— start STORED RECORDS —

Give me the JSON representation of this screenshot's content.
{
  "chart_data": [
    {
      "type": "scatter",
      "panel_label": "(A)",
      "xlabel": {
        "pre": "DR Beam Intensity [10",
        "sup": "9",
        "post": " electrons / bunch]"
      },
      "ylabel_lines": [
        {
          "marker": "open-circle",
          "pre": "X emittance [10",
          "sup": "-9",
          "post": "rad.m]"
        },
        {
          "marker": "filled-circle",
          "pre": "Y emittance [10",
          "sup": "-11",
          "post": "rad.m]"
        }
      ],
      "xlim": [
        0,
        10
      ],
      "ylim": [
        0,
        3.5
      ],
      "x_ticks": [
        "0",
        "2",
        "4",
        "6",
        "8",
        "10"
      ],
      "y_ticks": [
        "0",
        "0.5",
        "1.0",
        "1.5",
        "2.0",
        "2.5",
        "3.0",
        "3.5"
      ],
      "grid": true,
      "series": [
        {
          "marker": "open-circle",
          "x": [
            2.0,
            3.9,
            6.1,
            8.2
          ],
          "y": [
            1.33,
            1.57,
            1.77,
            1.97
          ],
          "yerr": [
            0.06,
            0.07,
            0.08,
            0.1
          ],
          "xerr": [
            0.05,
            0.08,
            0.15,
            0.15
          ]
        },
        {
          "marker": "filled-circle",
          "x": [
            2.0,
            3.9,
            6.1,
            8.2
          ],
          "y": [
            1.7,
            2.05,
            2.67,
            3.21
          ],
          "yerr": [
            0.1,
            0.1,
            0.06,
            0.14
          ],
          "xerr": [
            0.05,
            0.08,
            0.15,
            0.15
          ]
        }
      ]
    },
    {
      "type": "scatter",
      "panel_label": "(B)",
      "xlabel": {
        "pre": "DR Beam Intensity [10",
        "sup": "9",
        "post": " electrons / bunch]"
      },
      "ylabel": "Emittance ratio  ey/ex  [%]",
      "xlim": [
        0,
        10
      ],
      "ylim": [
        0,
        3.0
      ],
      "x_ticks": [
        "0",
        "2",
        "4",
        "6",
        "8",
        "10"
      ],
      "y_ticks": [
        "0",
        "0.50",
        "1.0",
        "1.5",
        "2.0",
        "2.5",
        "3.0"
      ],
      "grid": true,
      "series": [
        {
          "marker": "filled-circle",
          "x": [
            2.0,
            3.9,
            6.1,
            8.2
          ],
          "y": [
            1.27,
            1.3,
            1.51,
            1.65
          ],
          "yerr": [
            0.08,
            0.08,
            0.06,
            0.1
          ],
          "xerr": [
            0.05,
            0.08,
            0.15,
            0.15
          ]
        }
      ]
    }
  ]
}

— end STORED RECORDS —

- **WRITTEN EXERCISE**:
Your task is to output the full set of records exactly as presented.

- **RESPONSE**:
Give me the JSON representation of this screenshot's content.
{
  "chart_data": [
    {
      "type": "scatter",
      "panel_label": "(A)",
      "xlabel": {
        "pre": "DR Beam Intensity [10",
        "sup": "9",
        "post": " electrons / bunch]"
      },
      "ylabel_lines": [
        {
          "marker": "open-circle",
          "pre": "X emittance [10",
          "sup": "-9",
          "post": "rad.m]"
        },
        {
          "marker": "filled-circle",
          "pre": "Y emittance [10",
          "sup": "-11",
          "post": "rad.m]"
        }
      ],
      "xlim": [
        0,
        10
      ],
      "ylim": [
        0,
        3.5
      ],
      "x_ticks": [
        "0",
        "2",
        "4",
        "6",
        "8",
        "10"
      ],
      "y_ticks": [
        "0",
        "0.5",
        "1.0",
        "1.5",
        "2.0",
        "2.5",
        "3.0",
        "3.5"
      ],
      "grid": true,
      "series": [
        {
          "marker": "open-circle",
          "x": [
            2.0,
            3.9,
            6.1,
            8.2
          ],
          "y": [
            1.33,
            1.57,
            1.77,
            1.97
          ],
          "yerr": [
            0.06,
            0.07,
            0.08,
            0.1
          ],
          "xerr": [
            0.05,
            0.08,
            0.15,
            0.15
          ]
        },
        {
          "marker": "filled-circle",
          "x": [
            2.0,
            3.9,
            6.1,
            8.2
          ],
          "y": [
            1.7,
            2.05,
            2.67,
            3.21
          ],
          "yerr": [
            0.1,
            0.1,
            0.06,
            0.14
          ],
          "xerr": [
            0.05,
            0.08,
            0.15,
            0.15
          ]
        }
      ]
    },
    {
      "type": "scatter",
      "panel_label": "(B)",
      "xlabel": {
        "pre": "DR Beam Intensity [10",
        "sup": "9",
        "post": " electrons / bunch]"
      },
      "ylabel": "Emittance ratio  ey/ex  [%]",
      "xlim": [
        0,
        10
      ],
      "ylim": [
        0,
        3.0
      ],
      "x_ticks": [
        "0",
        "2",
        "4",
        "6",
        "8",
        "10"
      ],
      "y_ticks": [
        "0",
        "0.50",
        "1.0",
        "1.5",
        "2.0",
        "2.5",
        "3.0"
      ],
      "grid": true,
      "series": [
        {
          "marker": "filled-circle",
          "x": [
            2.0,
            3.9,
            6.1,
            8.2
          ],
          "y": [
            1.27,
            1.3,
            1.51,
            1.65
          ],
          "yerr": [
            0.08,
            0.08,
            0.06,
            0.1
          ],
          "xerr": [
            0.05,
            0.08,
            0.15,
            0.15
          ]
        }
      ]
    }
  ]
}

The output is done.